Data for the task:
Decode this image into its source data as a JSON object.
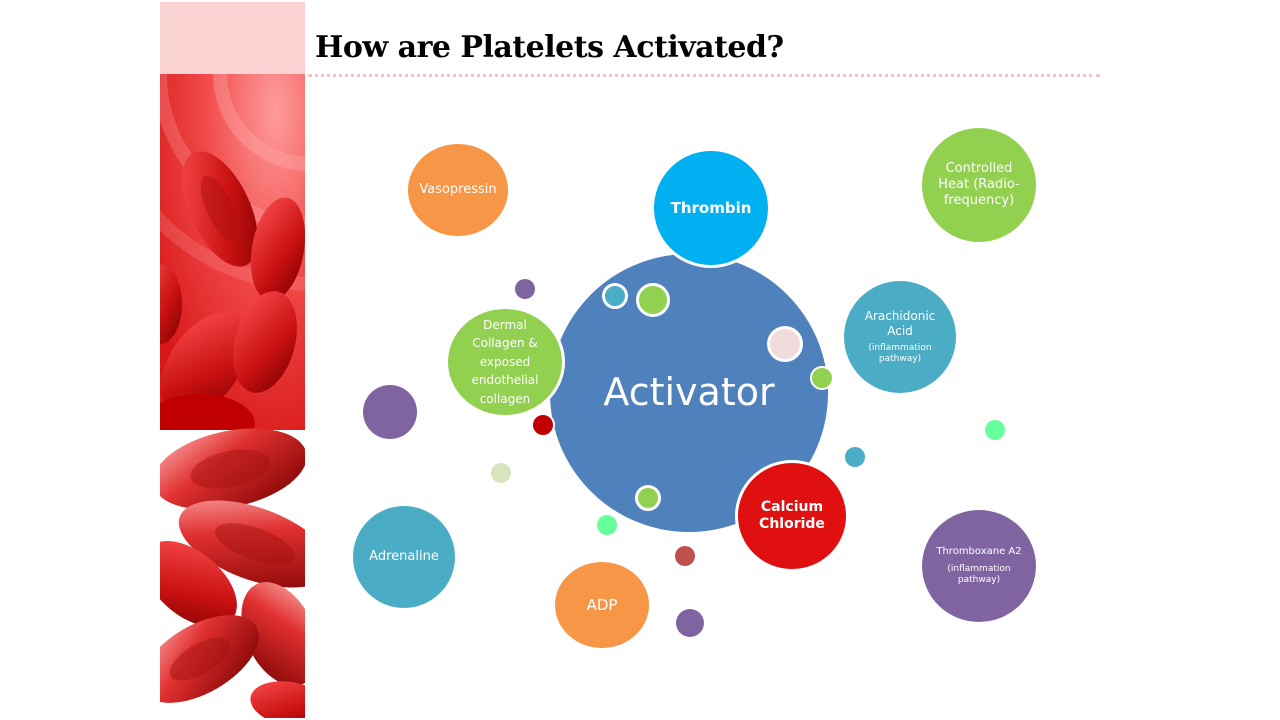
{
  "title": "How are Platelets Activated?",
  "diagram": {
    "center": {
      "label": "Activator",
      "color": "#4f81bd"
    },
    "nodes": [
      {
        "id": "vasopressin",
        "label": "Vasopressin",
        "color": "#f79646"
      },
      {
        "id": "thrombin",
        "label": "Thrombin",
        "color": "#00b0f0"
      },
      {
        "id": "controlled-heat",
        "label": "Controlled Heat (Radio-frequency)",
        "color": "#92d050"
      },
      {
        "id": "arachidonic-acid",
        "label": "Arachidonic Acid",
        "sublabel": "(inflammation pathway)",
        "color": "#4bacc6"
      },
      {
        "id": "dermal-collagen",
        "label": "Dermal Collagen & exposed endothelial collagen",
        "color": "#92d050"
      },
      {
        "id": "calcium-chloride",
        "label": "Calcium Chloride",
        "color": "#e01010"
      },
      {
        "id": "adrenaline",
        "label": "Adrenaline",
        "color": "#4bacc6"
      },
      {
        "id": "adp",
        "label": "ADP",
        "color": "#f79646"
      },
      {
        "id": "thromboxane-a2",
        "label": "Thromboxane A2",
        "sublabel": "(inflammation pathway)",
        "color": "#8064a2"
      }
    ],
    "colors": {
      "purple": "#8064a2",
      "teal": "#4bacc6",
      "green": "#92d050",
      "pink": "#f2dcdb",
      "red": "#c00000",
      "mint": "#66ff99",
      "pale": "#d7e4bd",
      "darkred": "#c0504d"
    }
  }
}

Required task: Repeat the lines above exactly, and keep every picture out.

Response to the task:
Decode this image into its source data as a JSON object.
{
  "title": "How are Platelets Activated?",
  "diagram": {
    "center": {
      "label": "Activator",
      "color": "#4f81bd"
    },
    "nodes": [
      {
        "id": "vasopressin",
        "label": "Vasopressin",
        "color": "#f79646"
      },
      {
        "id": "thrombin",
        "label": "Thrombin",
        "color": "#00b0f0"
      },
      {
        "id": "controlled-heat",
        "label": "Controlled Heat (Radio-frequency)",
        "color": "#92d050"
      },
      {
        "id": "arachidonic-acid",
        "label": "Arachidonic Acid",
        "sublabel": "(inflammation pathway)",
        "color": "#4bacc6"
      },
      {
        "id": "dermal-collagen",
        "label": "Dermal Collagen & exposed endothelial collagen",
        "color": "#92d050"
      },
      {
        "id": "calcium-chloride",
        "label": "Calcium Chloride",
        "color": "#e01010"
      },
      {
        "id": "adrenaline",
        "label": "Adrenaline",
        "color": "#4bacc6"
      },
      {
        "id": "adp",
        "label": "ADP",
        "color": "#f79646"
      },
      {
        "id": "thromboxane-a2",
        "label": "Thromboxane A2",
        "sublabel": "(inflammation pathway)",
        "color": "#8064a2"
      }
    ],
    "colors": {
      "purple": "#8064a2",
      "teal": "#4bacc6",
      "green": "#92d050",
      "pink": "#f2dcdb",
      "red": "#c00000",
      "mint": "#66ff99",
      "pale": "#d7e4bd",
      "darkred": "#c0504d"
    }
  }
}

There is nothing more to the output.